> _DIRECTIONS_: Extract each line from the entries below that has the string "HVAC" in it.

=-=-=-=-=

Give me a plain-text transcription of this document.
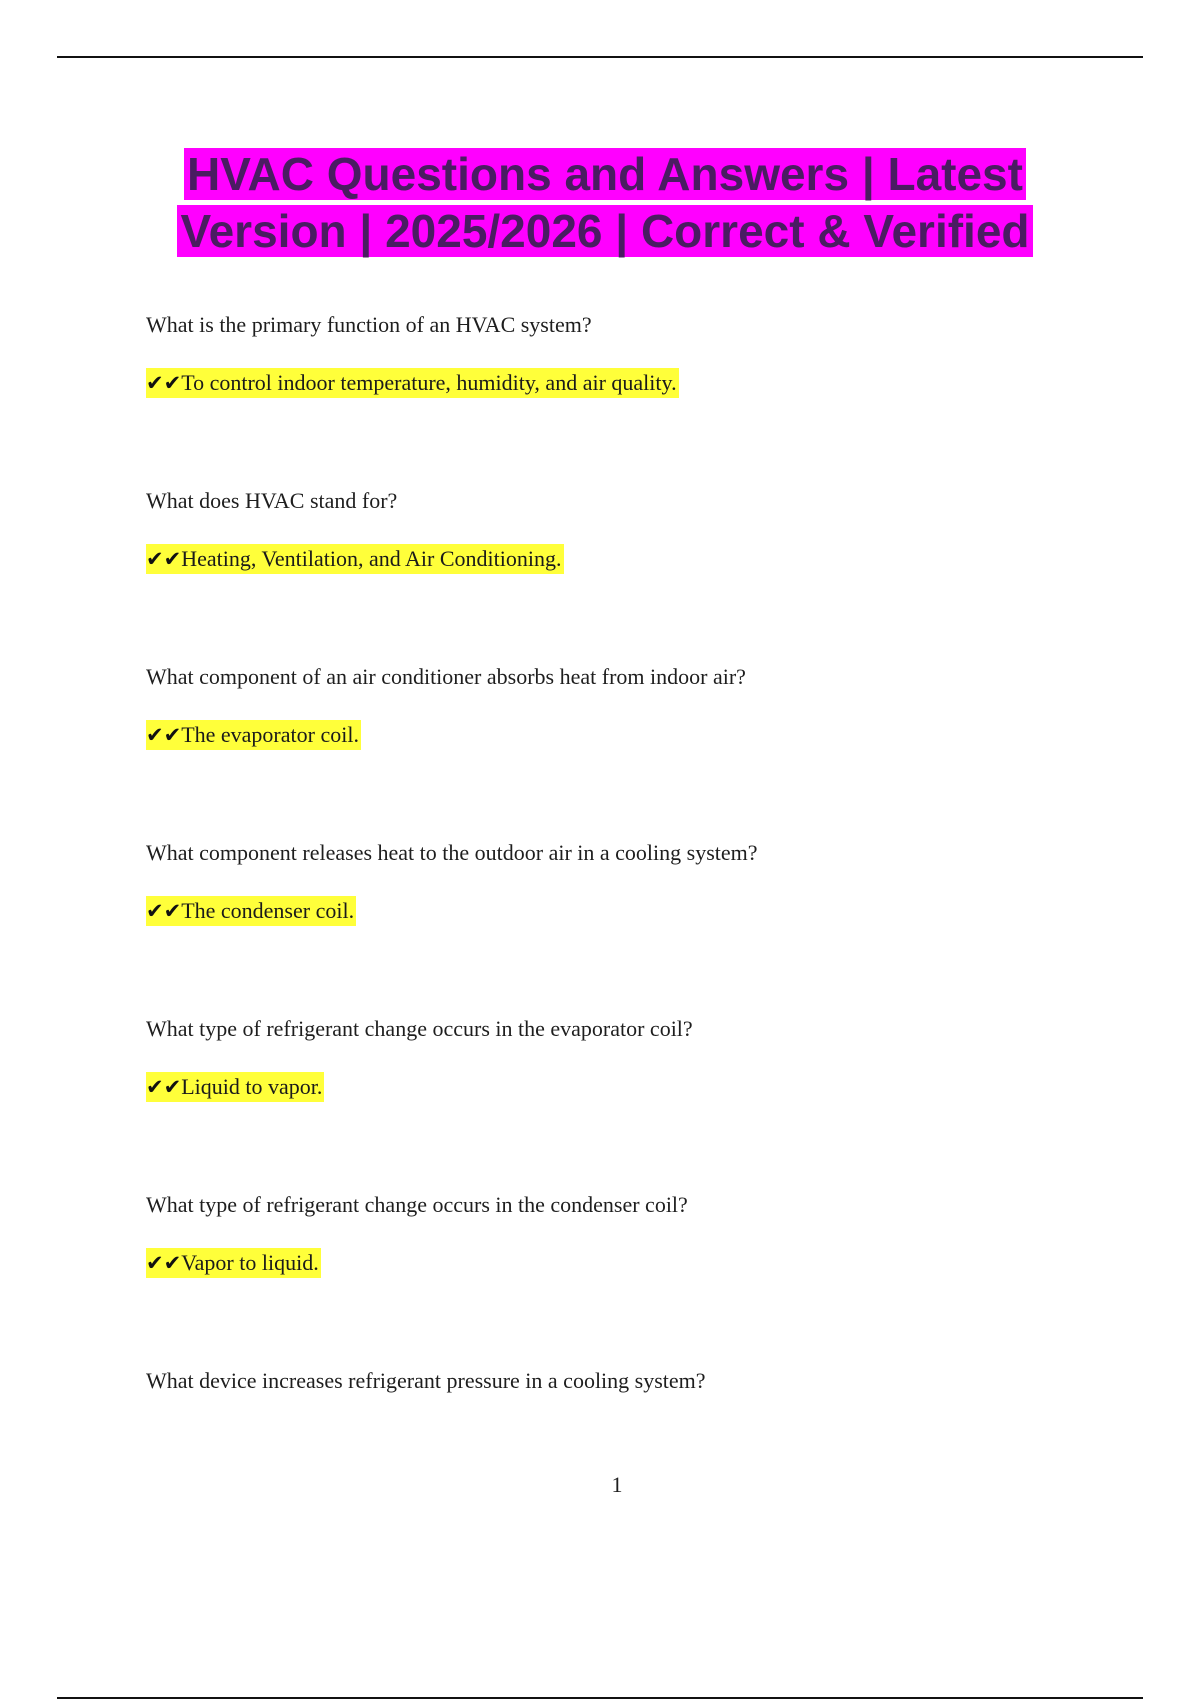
HVAC Questions and Answers | Latest Version | 2025/2026 | Correct & Verified

What is the primary function of an HVAC system?

✔✔To control indoor temperature, humidity, and air quality.

What does HVAC stand for?

✔✔Heating, Ventilation, and Air Conditioning.

What component of an air conditioner absorbs heat from indoor air?

✔✔The evaporator coil.

What component releases heat to the outdoor air in a cooling system?

✔✔The condenser coil.

What type of refrigerant change occurs in the evaporator coil?

✔✔Liquid to vapor.

What type of refrigerant change occurs in the condenser coil?

✔✔Vapor to liquid.

What device increases refrigerant pressure in a cooling system?

1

=-=-=-=-=

> _RESPONSE BELOW_:
HVAC Questions and Answers | Latest Version | 2025/2026 | Correct & Verified
What is the primary function of an HVAC system?
What does HVAC stand for?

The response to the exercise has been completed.